**Problem**: Your task is to output the data exactly as it stands.
--- START OF Data extract ---
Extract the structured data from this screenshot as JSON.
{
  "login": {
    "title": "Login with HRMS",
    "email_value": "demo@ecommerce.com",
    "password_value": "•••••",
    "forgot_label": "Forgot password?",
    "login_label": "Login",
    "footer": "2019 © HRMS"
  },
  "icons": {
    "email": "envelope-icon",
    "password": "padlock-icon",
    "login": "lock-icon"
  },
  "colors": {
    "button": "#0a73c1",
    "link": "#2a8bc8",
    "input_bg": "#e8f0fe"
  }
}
--- END OF Data extract ---
**Problem solution**:
Extract the structured data from this screenshot as JSON.
{
  "login": {
    "title": "Login with HRMS",
    "email_value": "demo@ecommerce.com",
    "password_value": "•••••",
    "forgot_label": "Forgot password?",
    "login_label": "Login",
    "footer": "2019 © HRMS"
  },
  "icons": {
    "email": "envelope-icon",
    "password": "padlock-icon",
    "login": "lock-icon"
  },
  "colors": {
    "button": "#0a73c1",
    "link": "#2a8bc8",
    "input_bg": "#e8f0fe"
  }
}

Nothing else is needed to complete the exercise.